• [Records excerpted from a collection]
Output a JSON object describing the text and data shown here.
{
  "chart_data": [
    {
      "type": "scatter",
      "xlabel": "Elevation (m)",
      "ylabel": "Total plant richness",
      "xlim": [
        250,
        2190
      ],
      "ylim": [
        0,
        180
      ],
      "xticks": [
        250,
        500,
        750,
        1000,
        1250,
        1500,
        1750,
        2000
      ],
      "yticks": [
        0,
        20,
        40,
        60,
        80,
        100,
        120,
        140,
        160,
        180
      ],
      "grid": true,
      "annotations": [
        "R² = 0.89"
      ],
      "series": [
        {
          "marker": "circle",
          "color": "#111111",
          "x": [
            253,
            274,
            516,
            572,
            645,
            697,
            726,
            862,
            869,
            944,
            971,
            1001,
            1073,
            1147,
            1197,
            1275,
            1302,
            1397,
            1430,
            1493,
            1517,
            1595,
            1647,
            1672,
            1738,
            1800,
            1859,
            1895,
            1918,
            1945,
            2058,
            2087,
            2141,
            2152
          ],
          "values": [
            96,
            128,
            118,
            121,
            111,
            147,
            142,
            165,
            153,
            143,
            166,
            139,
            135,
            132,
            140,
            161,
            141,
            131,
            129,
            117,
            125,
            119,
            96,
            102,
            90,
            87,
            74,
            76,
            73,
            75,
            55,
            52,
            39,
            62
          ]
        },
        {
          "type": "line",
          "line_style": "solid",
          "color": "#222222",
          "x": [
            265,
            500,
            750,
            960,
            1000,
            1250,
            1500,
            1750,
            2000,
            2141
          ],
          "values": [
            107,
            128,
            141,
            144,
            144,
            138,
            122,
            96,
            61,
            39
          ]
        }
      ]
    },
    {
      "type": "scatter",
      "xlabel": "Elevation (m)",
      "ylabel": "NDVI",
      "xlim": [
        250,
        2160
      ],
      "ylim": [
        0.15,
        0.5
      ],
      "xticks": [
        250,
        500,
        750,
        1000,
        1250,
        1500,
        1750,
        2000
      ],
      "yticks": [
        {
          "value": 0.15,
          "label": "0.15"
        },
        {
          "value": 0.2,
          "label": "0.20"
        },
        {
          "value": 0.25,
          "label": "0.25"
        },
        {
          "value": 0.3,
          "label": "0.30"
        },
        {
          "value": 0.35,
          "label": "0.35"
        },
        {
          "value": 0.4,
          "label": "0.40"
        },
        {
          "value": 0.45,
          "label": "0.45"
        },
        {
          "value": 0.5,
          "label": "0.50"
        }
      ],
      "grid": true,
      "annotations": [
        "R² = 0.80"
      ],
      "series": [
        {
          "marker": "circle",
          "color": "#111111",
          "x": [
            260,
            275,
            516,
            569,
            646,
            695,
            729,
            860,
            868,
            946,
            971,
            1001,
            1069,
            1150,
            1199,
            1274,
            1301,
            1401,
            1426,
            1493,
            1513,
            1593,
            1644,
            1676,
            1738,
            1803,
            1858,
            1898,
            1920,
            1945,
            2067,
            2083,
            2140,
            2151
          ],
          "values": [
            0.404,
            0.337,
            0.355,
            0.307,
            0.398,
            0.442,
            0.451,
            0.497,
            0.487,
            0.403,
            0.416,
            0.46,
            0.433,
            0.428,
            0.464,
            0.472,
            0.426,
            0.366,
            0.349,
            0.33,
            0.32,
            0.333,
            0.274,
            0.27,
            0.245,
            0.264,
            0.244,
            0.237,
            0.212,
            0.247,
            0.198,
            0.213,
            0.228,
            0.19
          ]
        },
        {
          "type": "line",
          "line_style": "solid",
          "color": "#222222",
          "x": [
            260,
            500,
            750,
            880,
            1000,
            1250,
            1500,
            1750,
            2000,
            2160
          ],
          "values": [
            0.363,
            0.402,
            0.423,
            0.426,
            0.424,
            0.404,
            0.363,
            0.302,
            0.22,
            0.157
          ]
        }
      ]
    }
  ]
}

• [DIRECTIONS]
Print out the whole listing exactly as it appears.

• [CORRECT OUTPUT]
Output a JSON object describing the text and data shown here.
{
  "chart_data": [
    {
      "type": "scatter",
      "xlabel": "Elevation (m)",
      "ylabel": "Total plant richness",
      "xlim": [
        250,
        2190
      ],
      "ylim": [
        0,
        180
      ],
      "xticks": [
        250,
        500,
        750,
        1000,
        1250,
        1500,
        1750,
        2000
      ],
      "yticks": [
        0,
        20,
        40,
        60,
        80,
        100,
        120,
        140,
        160,
        180
      ],
      "grid": true,
      "annotations": [
        "R² = 0.89"
      ],
      "series": [
        {
          "marker": "circle",
          "color": "#111111",
          "x": [
            253,
            274,
            516,
            572,
            645,
            697,
            726,
            862,
            869,
            944,
            971,
            1001,
            1073,
            1147,
            1197,
            1275,
            1302,
            1397,
            1430,
            1493,
            1517,
            1595,
            1647,
            1672,
            1738,
            1800,
            1859,
            1895,
            1918,
            1945,
            2058,
            2087,
            2141,
            2152
          ],
          "values": [
            96,
            128,
            118,
            121,
            111,
            147,
            142,
            165,
            153,
            143,
            166,
            139,
            135,
            132,
            140,
            161,
            141,
            131,
            129,
            117,
            125,
            119,
            96,
            102,
            90,
            87,
            74,
            76,
            73,
            75,
            55,
            52,
            39,
            62
          ]
        },
        {
          "type": "line",
          "line_style": "solid",
          "color": "#222222",
          "x": [
            265,
            500,
            750,
            960,
            1000,
            1250,
            1500,
            1750,
            2000,
            2141
          ],
          "values": [
            107,
            128,
            141,
            144,
            144,
            138,
            122,
            96,
            61,
            39
          ]
        }
      ]
    },
    {
      "type": "scatter",
      "xlabel": "Elevation (m)",
      "ylabel": "NDVI",
      "xlim": [
        250,
        2160
      ],
      "ylim": [
        0.15,
        0.5
      ],
      "xticks": [
        250,
        500,
        750,
        1000,
        1250,
        1500,
        1750,
        2000
      ],
      "yticks": [
        {
          "value": 0.15,
          "label": "0.15"
        },
        {
          "value": 0.2,
          "label": "0.20"
        },
        {
          "value": 0.25,
          "label": "0.25"
        },
        {
          "value": 0.3,
          "label": "0.30"
        },
        {
          "value": 0.35,
          "label": "0.35"
        },
        {
          "value": 0.4,
          "label": "0.40"
        },
        {
          "value": 0.45,
          "label": "0.45"
        },
        {
          "value": 0.5,
          "label": "0.50"
        }
      ],
      "grid": true,
      "annotations": [
        "R² = 0.80"
      ],
      "series": [
        {
          "marker": "circle",
          "color": "#111111",
          "x": [
            260,
            275,
            516,
            569,
            646,
            695,
            729,
            860,
            868,
            946,
            971,
            1001,
            1069,
            1150,
            1199,
            1274,
            1301,
            1401,
            1426,
            1493,
            1513,
            1593,
            1644,
            1676,
            1738,
            1803,
            1858,
            1898,
            1920,
            1945,
            2067,
            2083,
            2140,
            2151
          ],
          "values": [
            0.404,
            0.337,
            0.355,
            0.307,
            0.398,
            0.442,
            0.451,
            0.497,
            0.487,
            0.403,
            0.416,
            0.46,
            0.433,
            0.428,
            0.464,
            0.472,
            0.426,
            0.366,
            0.349,
            0.33,
            0.32,
            0.333,
            0.274,
            0.27,
            0.245,
            0.264,
            0.244,
            0.237,
            0.212,
            0.247,
            0.198,
            0.213,
            0.228,
            0.19
          ]
        },
        {
          "type": "line",
          "line_style": "solid",
          "color": "#222222",
          "x": [
            260,
            500,
            750,
            880,
            1000,
            1250,
            1500,
            1750,
            2000,
            2160
          ],
          "values": [
            0.363,
            0.402,
            0.423,
            0.426,
            0.424,
            0.404,
            0.363,
            0.302,
            0.22,
            0.157
          ]
        }
      ]
    }
  ]
}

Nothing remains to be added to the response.